Goal » Copy out the data below as written; omit any images.

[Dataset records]
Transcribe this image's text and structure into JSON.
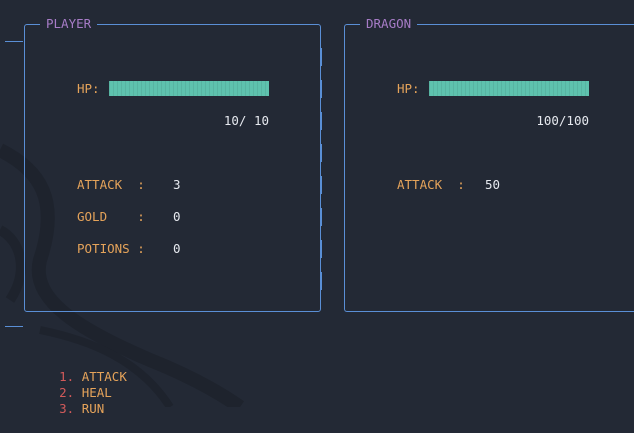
{
  "player": {
    "title": "PLAYER",
    "hp_label": "HP:",
    "hp_text": "10/ 10",
    "hp_fraction": 1.0,
    "attack_label": "ATTACK  :",
    "attack_value": "3",
    "gold_label": "GOLD    :",
    "gold_value": "0",
    "potions_label": "POTIONS :",
    "potions_value": "0"
  },
  "dragon": {
    "title": "DRAGON",
    "hp_label": "HP:",
    "hp_text": "100/100",
    "hp_fraction": 1.0,
    "attack_label": "ATTACK  :",
    "attack_value": "50"
  },
  "menu": [
    {
      "num": "1.",
      "label": "ATTACK"
    },
    {
      "num": "2.",
      "label": "HEAL"
    },
    {
      "num": "3.",
      "label": "RUN"
    }
  ],
  "colors": {
    "background": "#232935",
    "border": "#5a8fd6",
    "title": "#a77cc7",
    "label": "#e5a35a",
    "hp_bar": "#5ec2ae",
    "menu_number": "#d25a5a"
  }
}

Exercise solution »
Transcribe this image's text and structure into JSON.
{
  "player": {
    "title": "PLAYER",
    "hp_label": "HP:",
    "hp_text": "10/ 10",
    "hp_fraction": 1.0,
    "attack_label": "ATTACK  :",
    "attack_value": "3",
    "gold_label": "GOLD    :",
    "gold_value": "0",
    "potions_label": "POTIONS :",
    "potions_value": "0"
  },
  "dragon": {
    "title": "DRAGON",
    "hp_label": "HP:",
    "hp_text": "100/100",
    "hp_fraction": 1.0,
    "attack_label": "ATTACK  :",
    "attack_value": "50"
  },
  "menu": [
    {
      "num": "1.",
      "label": "ATTACK"
    },
    {
      "num": "2.",
      "label": "HEAL"
    },
    {
      "num": "3.",
      "label": "RUN"
    }
  ],
  "colors": {
    "background": "#232935",
    "border": "#5a8fd6",
    "title": "#a77cc7",
    "label": "#e5a35a",
    "hp_bar": "#5ec2ae",
    "menu_number": "#d25a5a"
  }
}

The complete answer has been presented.